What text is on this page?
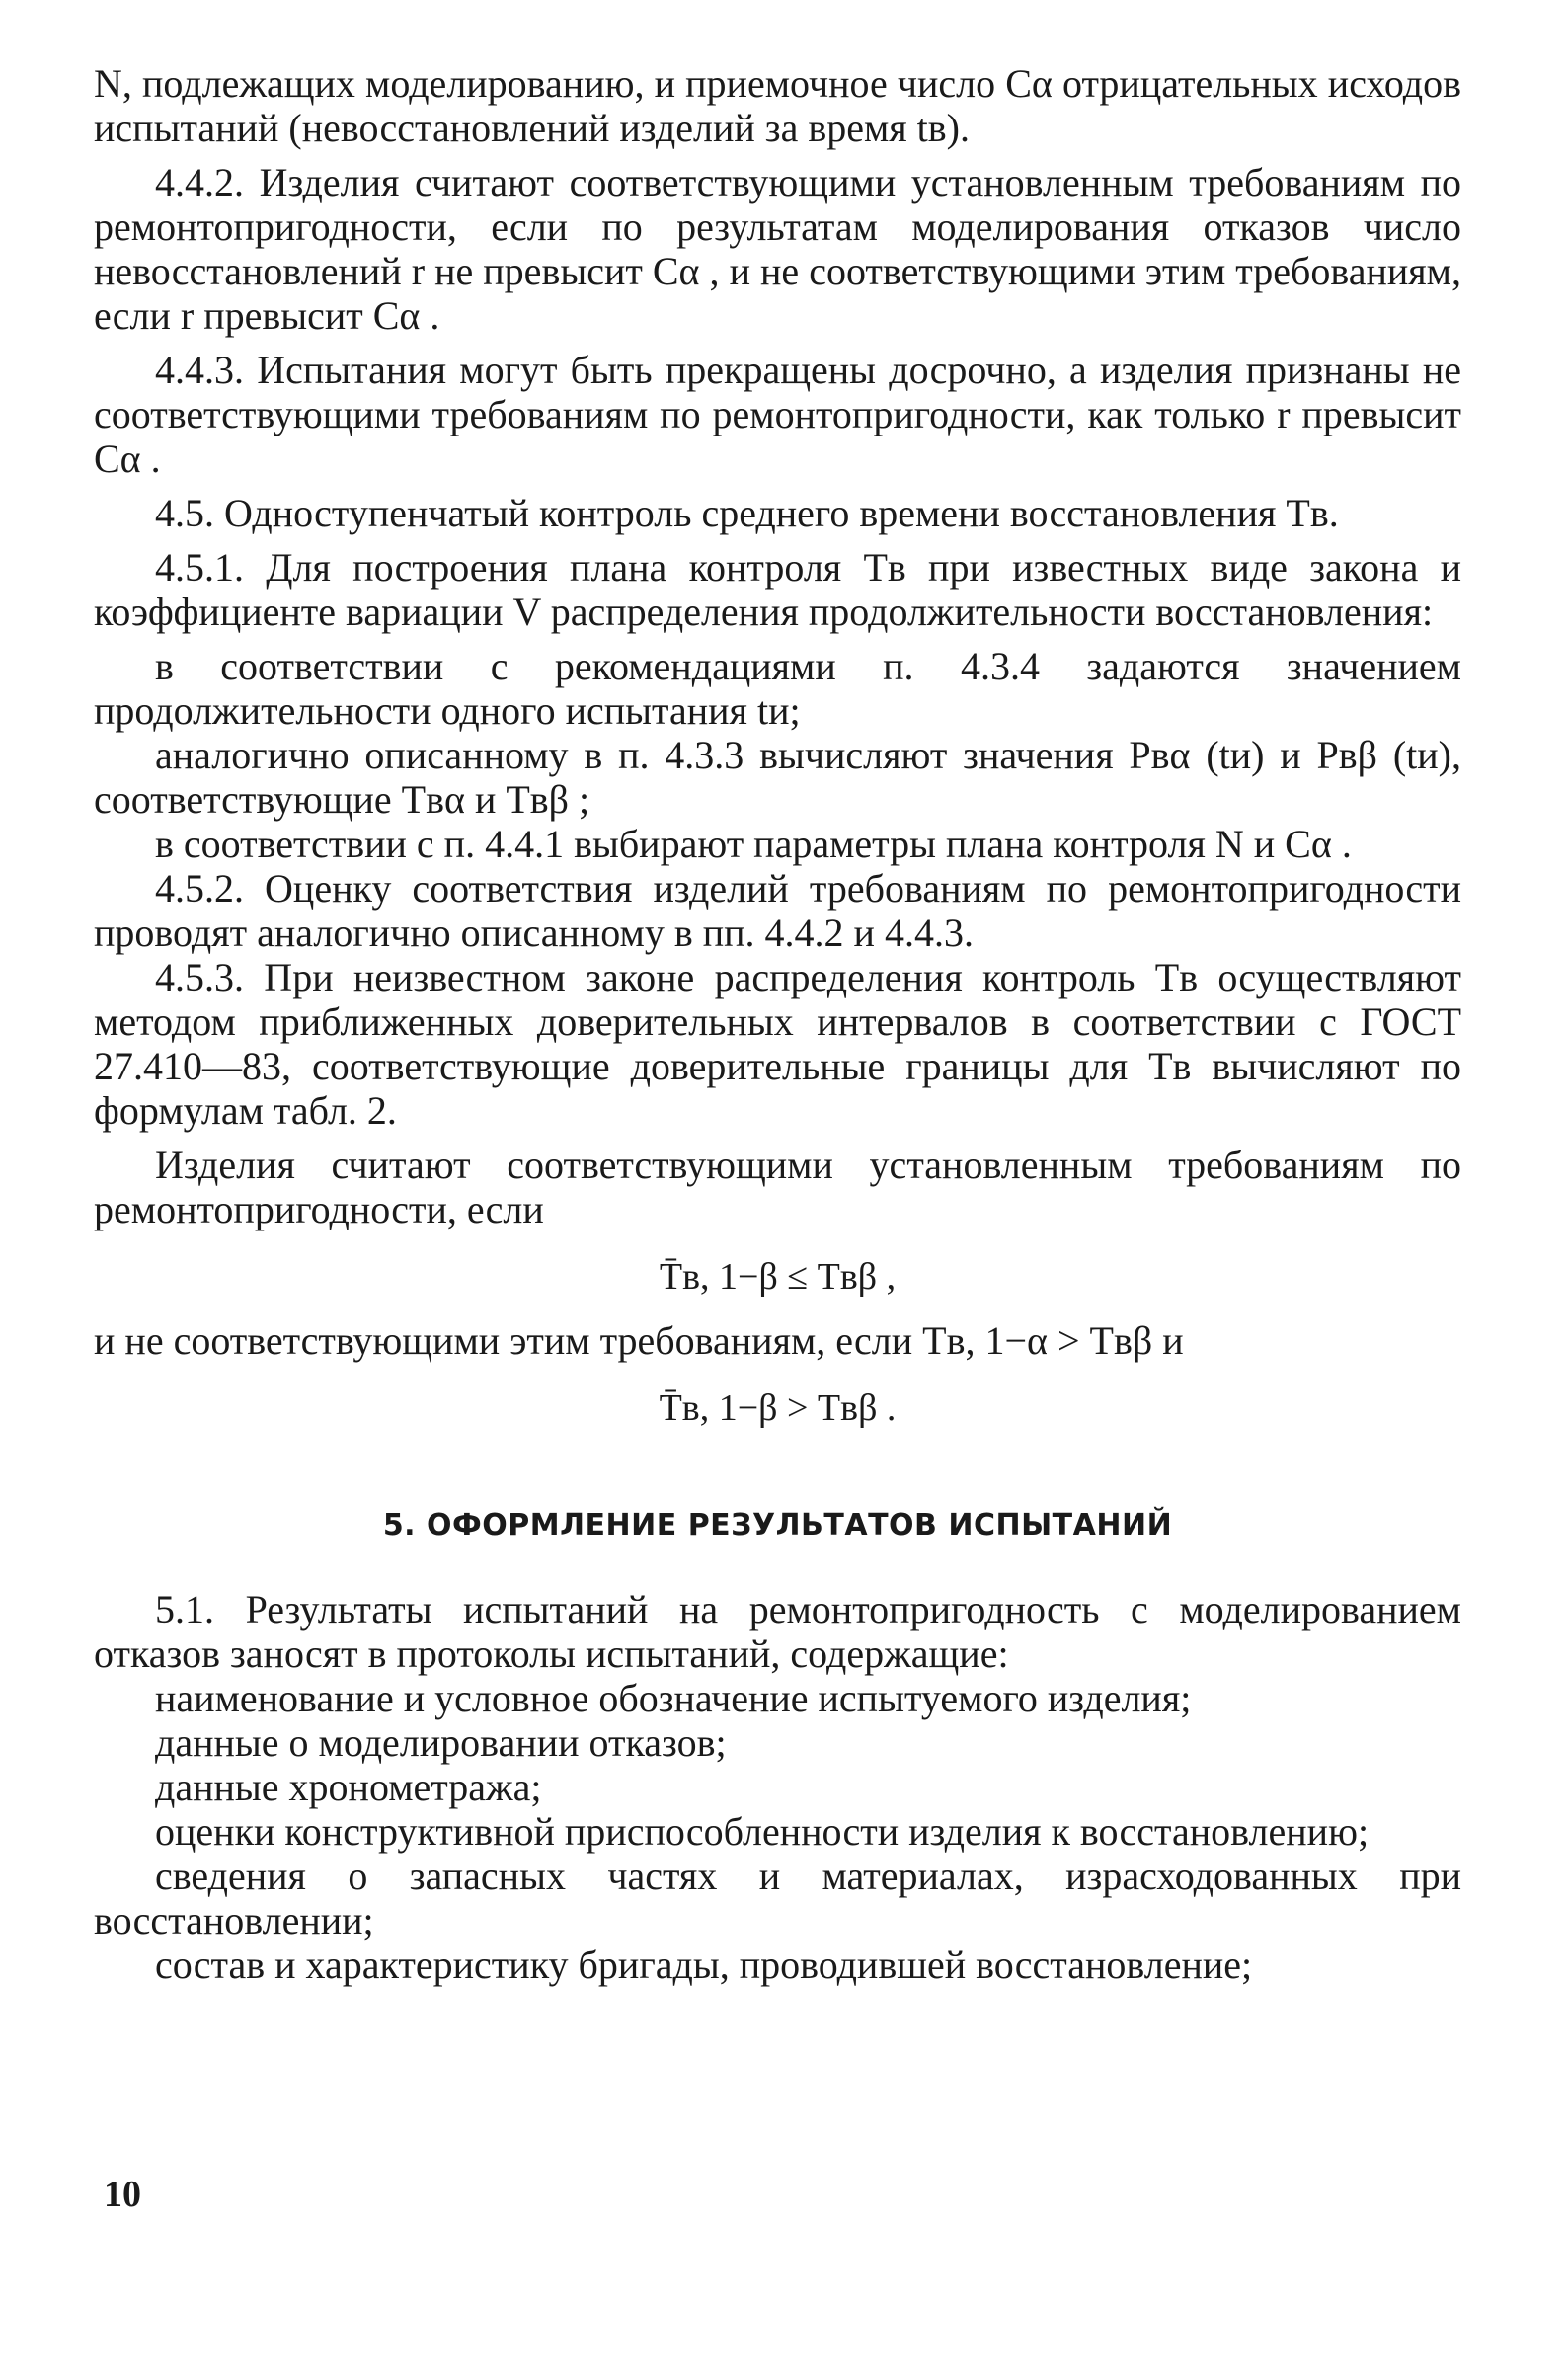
N, подлежащих моделированию, и приемочное число Cα отрицательных исходов испытаний (невосстановлений изделий за время tв).

4.4.2. Изделия считают соответствующими установленным требованиям по ремонтопригодности, если по результатам моделирования отказов число невосстановлений r не превысит Cα , и не соответствующими этим требованиям, если r превысит Cα .

4.4.3. Испытания могут быть прекращены досрочно, а изделия признаны не соответствующими требованиям по ремонтопригодности, как только r превысит Cα .

4.5. Одноступенчатый контроль среднего времени восстановления Tв.

4.5.1. Для построения плана контроля Tв при известных виде закона и коэффициенте вариации V распределения продолжительности восстановления:

в соответствии с рекомендациями п. 4.3.4 задаются значением продолжительности одного испытания tи;

аналогично описанному в п. 4.3.3 вычисляют значения Pвα (tи) и Pвβ (tи), соответствующие Tвα и Tвβ ;

в соответствии с п. 4.4.1 выбирают параметры плана контроля N и Cα .

4.5.2. Оценку соответствия изделий требованиям по ремонтопригодности проводят аналогично описанному в пп. 4.4.2 и 4.4.3.

4.5.3. При неизвестном законе распределения контроль Tв осуществляют методом приближенных доверительных интервалов в соответствии с ГОСТ 27.410—83, соответствующие доверительные границы для Tв вычисляют по формулам табл. 2.

Изделия считают соответствующими установленным требованиям по ремонтопригодности, если

T̄в, 1−β ≤ Tвβ ,

и не соответствующими этим требованиям, если Tв, 1−α > Tвβ и

T̄в, 1−β > Tвβ .
5. ОФОРМЛЕНИЕ РЕЗУЛЬТАТОВ ИСПЫТАНИЙ

5.1. Результаты испытаний на ремонтопригодность с моделированием отказов заносят в протоколы испытаний, содержащие:

наименование и условное обозначение испытуемого изделия;

данные о моделировании отказов;

данные хронометража;

оценки конструктивной приспособленности изделия к восстановлению;

сведения о запасных частях и материалах, израсходованных при восстановлении;

состав и характеристику бригады, проводившей восстановление;

10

* [Do this]
Go through the listing above and write it out again exactly, dropping the pictures.

* [Task answer]
What text is on this page?
N, подлежащих моделированию, и приемочное число Cα отрицательных исходов испытаний (невосстановлений изделий за время tв).

4.4.2. Изделия считают соответствующими установленным требованиям по ремонтопригодности, если по результатам моделирования отказов число невосстановлений r не превысит Cα , и не соответствующими этим требованиям, если r превысит Cα .

4.4.3. Испытания могут быть прекращены досрочно, а изделия признаны не соответствующими требованиям по ремонтопригодности, как только r превысит Cα .

4.5. Одноступенчатый контроль среднего времени восстановления Tв.

4.5.1. Для построения плана контроля Tв при известных виде закона и коэффициенте вариации V распределения продолжительности восстановления:

в соответствии с рекомендациями п. 4.3.4 задаются значением продолжительности одного испытания tи;

аналогично описанному в п. 4.3.3 вычисляют значения Pвα (tи) и Pвβ (tи), соответствующие Tвα и Tвβ ;

в соответствии с п. 4.4.1 выбирают параметры плана контроля N и Cα .

4.5.2. Оценку соответствия изделий требованиям по ремонтопригодности проводят аналогично описанному в пп. 4.4.2 и 4.4.3.

4.5.3. При неизвестном законе распределения контроль Tв осуществляют методом приближенных доверительных интервалов в соответствии с ГОСТ 27.410—83, соответствующие доверительные границы для Tв вычисляют по формулам табл. 2.

Изделия считают соответствующими установленным требованиям по ремонтопригодности, если

T̄в, 1−β ≤ Tвβ ,

и не соответствующими этим требованиям, если Tв, 1−α > Tвβ и

T̄в, 1−β > Tвβ .
5. ОФОРМЛЕНИЕ РЕЗУЛЬТАТОВ ИСПЫТАНИЙ

5.1. Результаты испытаний на ремонтопригодность с моделированием отказов заносят в протоколы испытаний, содержащие:

наименование и условное обозначение испытуемого изделия;

данные о моделировании отказов;

данные хронометража;

оценки конструктивной приспособленности изделия к восстановлению;

сведения о запасных частях и материалах, израсходованных при восстановлении;

состав и характеристику бригады, проводившей восстановление;

10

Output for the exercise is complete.